* start Available data *

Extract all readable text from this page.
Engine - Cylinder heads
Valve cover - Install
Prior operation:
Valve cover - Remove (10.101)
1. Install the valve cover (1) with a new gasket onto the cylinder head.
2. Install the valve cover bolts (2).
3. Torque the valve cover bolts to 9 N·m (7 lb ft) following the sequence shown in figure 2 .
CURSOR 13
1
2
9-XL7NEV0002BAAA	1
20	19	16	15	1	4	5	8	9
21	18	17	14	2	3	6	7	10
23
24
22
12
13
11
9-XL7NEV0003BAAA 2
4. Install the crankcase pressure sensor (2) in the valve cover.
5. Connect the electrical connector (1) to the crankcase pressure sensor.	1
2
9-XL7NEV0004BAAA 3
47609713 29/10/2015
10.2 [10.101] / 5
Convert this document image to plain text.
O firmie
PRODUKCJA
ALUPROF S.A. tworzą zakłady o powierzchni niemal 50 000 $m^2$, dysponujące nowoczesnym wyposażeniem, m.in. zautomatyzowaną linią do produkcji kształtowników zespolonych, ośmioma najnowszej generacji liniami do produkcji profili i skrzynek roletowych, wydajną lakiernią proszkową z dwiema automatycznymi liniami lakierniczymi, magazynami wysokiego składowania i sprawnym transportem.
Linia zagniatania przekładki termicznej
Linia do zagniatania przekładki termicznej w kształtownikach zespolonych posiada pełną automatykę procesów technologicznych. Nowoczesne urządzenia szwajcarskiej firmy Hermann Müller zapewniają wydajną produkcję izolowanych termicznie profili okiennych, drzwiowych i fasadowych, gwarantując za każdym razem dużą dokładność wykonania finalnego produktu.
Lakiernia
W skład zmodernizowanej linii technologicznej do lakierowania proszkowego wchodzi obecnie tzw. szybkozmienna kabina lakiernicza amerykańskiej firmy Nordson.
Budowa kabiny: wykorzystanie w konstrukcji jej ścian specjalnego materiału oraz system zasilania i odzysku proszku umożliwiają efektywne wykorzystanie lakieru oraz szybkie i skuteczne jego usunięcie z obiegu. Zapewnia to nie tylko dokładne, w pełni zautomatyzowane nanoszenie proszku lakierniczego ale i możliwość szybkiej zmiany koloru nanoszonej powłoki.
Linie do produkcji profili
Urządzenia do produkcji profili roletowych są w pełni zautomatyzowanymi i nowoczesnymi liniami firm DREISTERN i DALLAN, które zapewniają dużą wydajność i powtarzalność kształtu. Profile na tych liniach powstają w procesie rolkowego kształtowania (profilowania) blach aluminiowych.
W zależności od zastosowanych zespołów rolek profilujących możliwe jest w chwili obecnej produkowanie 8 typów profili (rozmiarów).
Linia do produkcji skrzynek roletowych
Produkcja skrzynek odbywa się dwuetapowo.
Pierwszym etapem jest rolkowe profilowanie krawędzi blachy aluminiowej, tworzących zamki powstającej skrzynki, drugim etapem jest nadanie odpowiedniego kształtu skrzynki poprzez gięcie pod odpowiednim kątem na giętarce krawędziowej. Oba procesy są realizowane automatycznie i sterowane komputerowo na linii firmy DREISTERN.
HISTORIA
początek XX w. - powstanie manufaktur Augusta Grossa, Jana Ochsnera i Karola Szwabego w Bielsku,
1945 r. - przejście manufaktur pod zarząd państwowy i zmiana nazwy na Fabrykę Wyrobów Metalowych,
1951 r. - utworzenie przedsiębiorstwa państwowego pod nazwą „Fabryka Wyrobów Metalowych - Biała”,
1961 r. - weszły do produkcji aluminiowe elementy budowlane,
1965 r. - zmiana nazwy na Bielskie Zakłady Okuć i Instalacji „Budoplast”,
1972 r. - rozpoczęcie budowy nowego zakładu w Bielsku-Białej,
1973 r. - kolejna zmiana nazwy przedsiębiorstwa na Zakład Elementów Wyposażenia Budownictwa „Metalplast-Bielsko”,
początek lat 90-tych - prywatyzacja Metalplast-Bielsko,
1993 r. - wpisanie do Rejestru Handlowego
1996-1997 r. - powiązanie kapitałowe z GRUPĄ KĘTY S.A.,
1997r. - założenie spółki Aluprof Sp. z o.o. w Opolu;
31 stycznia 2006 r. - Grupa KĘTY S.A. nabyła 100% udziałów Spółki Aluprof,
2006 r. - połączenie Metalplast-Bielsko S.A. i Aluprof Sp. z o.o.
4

* end Available data *

* **Short exercise**
Write out all of the records once more, exactly.

* **Answer below**
Extract all readable text from this page.
Engine - Cylinder heads
Valve cover - Install
Prior operation:
Valve cover - Remove (10.101)
1. Install the valve cover (1) with a new gasket onto the cylinder head.
2. Install the valve cover bolts (2).
3. Torque the valve cover bolts to 9 N·m (7 lb ft) following the sequence shown in figure 2 .
CURSOR 13
1
2
9-XL7NEV0002BAAA	1
20	19	16	15	1	4	5	8	9
21	18	17	14	2	3	6	7	10
23
24
22
12
13
11
9-XL7NEV0003BAAA 2
4. Install the crankcase pressure sensor (2) in the valve cover.
5. Connect the electrical connector (1) to the crankcase pressure sensor.	1
2
9-XL7NEV0004BAAA 3
47609713 29/10/2015
10.2 [10.101] / 5
Convert this document image to plain text.
O firmie
PRODUKCJA
ALUPROF S.A. tworzą zakłady o powierzchni niemal 50 000 $m^2$, dysponujące nowoczesnym wyposażeniem, m.in. zautomatyzowaną linią do produkcji kształtowników zespolonych, ośmioma najnowszej generacji liniami do produkcji profili i skrzynek roletowych, wydajną lakiernią proszkową z dwiema automatycznymi liniami lakierniczymi, magazynami wysokiego składowania i sprawnym transportem.
Linia zagniatania przekładki termicznej
Linia do zagniatania przekładki termicznej w kształtownikach zespolonych posiada pełną automatykę procesów technologicznych. Nowoczesne urządzenia szwajcarskiej firmy Hermann Müller zapewniają wydajną produkcję izolowanych termicznie profili okiennych, drzwiowych i fasadowych, gwarantując za każdym razem dużą dokładność wykonania finalnego produktu.
Lakiernia
W skład zmodernizowanej linii technologicznej do lakierowania proszkowego wchodzi obecnie tzw. szybkozmienna kabina lakiernicza amerykańskiej firmy Nordson.
Budowa kabiny: wykorzystanie w konstrukcji jej ścian specjalnego materiału oraz system zasilania i odzysku proszku umożliwiają efektywne wykorzystanie lakieru oraz szybkie i skuteczne jego usunięcie z obiegu. Zapewnia to nie tylko dokładne, w pełni zautomatyzowane nanoszenie proszku lakierniczego ale i możliwość szybkiej zmiany koloru nanoszonej powłoki.
Linie do produkcji profili
Urządzenia do produkcji profili roletowych są w pełni zautomatyzowanymi i nowoczesnymi liniami firm DREISTERN i DALLAN, które zapewniają dużą wydajność i powtarzalność kształtu. Profile na tych liniach powstają w procesie rolkowego kształtowania (profilowania) blach aluminiowych.
W zależności od zastosowanych zespołów rolek profilujących możliwe jest w chwili obecnej produkowanie 8 typów profili (rozmiarów).
Linia do produkcji skrzynek roletowych
Produkcja skrzynek odbywa się dwuetapowo.
Pierwszym etapem jest rolkowe profilowanie krawędzi blachy aluminiowej, tworzących zamki powstającej skrzynki, drugim etapem jest nadanie odpowiedniego kształtu skrzynki poprzez gięcie pod odpowiednim kątem na giętarce krawędziowej. Oba procesy są realizowane automatycznie i sterowane komputerowo na linii firmy DREISTERN.
HISTORIA
początek XX w. - powstanie manufaktur Augusta Grossa, Jana Ochsnera i Karola Szwabego w Bielsku,
1945 r. - przejście manufaktur pod zarząd państwowy i zmiana nazwy na Fabrykę Wyrobów Metalowych,
1951 r. - utworzenie przedsiębiorstwa państwowego pod nazwą „Fabryka Wyrobów Metalowych - Biała”,
1961 r. - weszły do produkcji aluminiowe elementy budowlane,
1965 r. - zmiana nazwy na Bielskie Zakłady Okuć i Instalacji „Budoplast”,
1972 r. - rozpoczęcie budowy nowego zakładu w Bielsku-Białej,
1973 r. - kolejna zmiana nazwy przedsiębiorstwa na Zakład Elementów Wyposażenia Budownictwa „Metalplast-Bielsko”,
początek lat 90-tych - prywatyzacja Metalplast-Bielsko,
1993 r. - wpisanie do Rejestru Handlowego
1996-1997 r. - powiązanie kapitałowe z GRUPĄ KĘTY S.A.,
1997r. - założenie spółki Aluprof Sp. z o.o. w Opolu;
31 stycznia 2006 r. - Grupa KĘTY S.A. nabyła 100% udziałów Spółki Aluprof,
2006 r. - połączenie Metalplast-Bielsko S.A. i Aluprof Sp. z o.o.
4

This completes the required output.